Directions for this task:
Output all entries verbatim. Skip pictures.

Records:

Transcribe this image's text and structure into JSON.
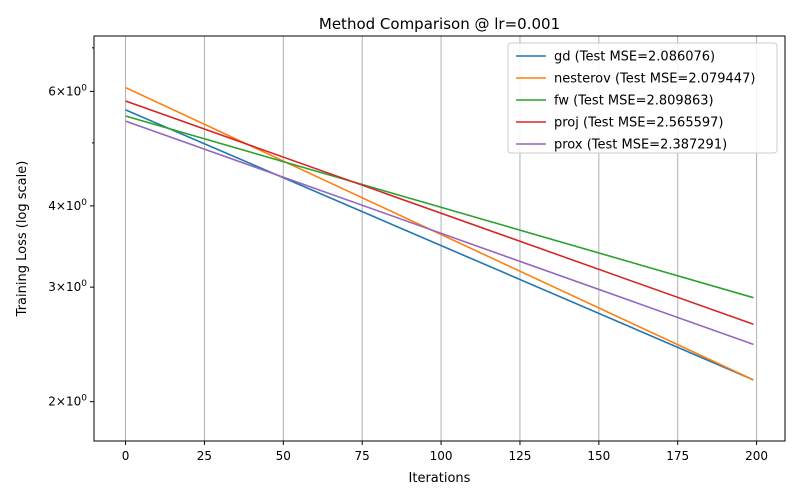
{
  "chart_data": {
    "type": "line",
    "title": "Method Comparison @ lr=0.001",
    "xlabel": "Iterations",
    "ylabel": "Training Loss (log scale)",
    "xlim": [
      -10,
      209
    ],
    "ylim": [
      1.74,
      7.3
    ],
    "yscale": "log",
    "grid": "vertical lines at x ticks",
    "legend_position": "top-right",
    "x_ticks": [
      0,
      25,
      50,
      75,
      100,
      125,
      150,
      175,
      200
    ],
    "x_tick_labels": [
      "0",
      "25",
      "50",
      "75",
      "100",
      "125",
      "150",
      "175",
      "200"
    ],
    "y_ticks": [
      2,
      3,
      4,
      6
    ],
    "y_tick_labels": [
      {
        "base": "2",
        "exp": "0"
      },
      {
        "base": "3",
        "exp": "0"
      },
      {
        "base": "4",
        "exp": "0"
      },
      {
        "base": "6",
        "exp": "0"
      }
    ],
    "y_tick_times": "×10",
    "y_minor_ticks": [
      5,
      7
    ],
    "x": [
      0,
      199
    ],
    "series": [
      {
        "name": "gd (Test MSE=2.086076)",
        "color": "#1f77b4",
        "values": [
          5.62,
          2.16
        ]
      },
      {
        "name": "nesterov (Test MSE=2.079447)",
        "color": "#ff7f0e",
        "values": [
          6.08,
          2.16
        ]
      },
      {
        "name": "fw (Test MSE=2.809863)",
        "color": "#2ca02c",
        "values": [
          5.5,
          2.89
        ]
      },
      {
        "name": "proj (Test MSE=2.565597)",
        "color": "#d62728",
        "values": [
          5.8,
          2.63
        ]
      },
      {
        "name": "prox (Test MSE=2.387291)",
        "color": "#9467bd",
        "values": [
          5.4,
          2.45
        ]
      }
    ]
  }
}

Final result:
Transcribe this image's text and structure into JSON.
{
  "chart_data": {
    "type": "line",
    "title": "Method Comparison @ lr=0.001",
    "xlabel": "Iterations",
    "ylabel": "Training Loss (log scale)",
    "xlim": [
      -10,
      209
    ],
    "ylim": [
      1.74,
      7.3
    ],
    "yscale": "log",
    "grid": "vertical lines at x ticks",
    "legend_position": "top-right",
    "x_ticks": [
      0,
      25,
      50,
      75,
      100,
      125,
      150,
      175,
      200
    ],
    "x_tick_labels": [
      "0",
      "25",
      "50",
      "75",
      "100",
      "125",
      "150",
      "175",
      "200"
    ],
    "y_ticks": [
      2,
      3,
      4,
      6
    ],
    "y_tick_labels": [
      {
        "base": "2",
        "exp": "0"
      },
      {
        "base": "3",
        "exp": "0"
      },
      {
        "base": "4",
        "exp": "0"
      },
      {
        "base": "6",
        "exp": "0"
      }
    ],
    "y_tick_times": "×10",
    "y_minor_ticks": [
      5,
      7
    ],
    "x": [
      0,
      199
    ],
    "series": [
      {
        "name": "gd (Test MSE=2.086076)",
        "color": "#1f77b4",
        "values": [
          5.62,
          2.16
        ]
      },
      {
        "name": "nesterov (Test MSE=2.079447)",
        "color": "#ff7f0e",
        "values": [
          6.08,
          2.16
        ]
      },
      {
        "name": "fw (Test MSE=2.809863)",
        "color": "#2ca02c",
        "values": [
          5.5,
          2.89
        ]
      },
      {
        "name": "proj (Test MSE=2.565597)",
        "color": "#d62728",
        "values": [
          5.8,
          2.63
        ]
      },
      {
        "name": "prox (Test MSE=2.387291)",
        "color": "#9467bd",
        "values": [
          5.4,
          2.45
        ]
      }
    ]
  }
}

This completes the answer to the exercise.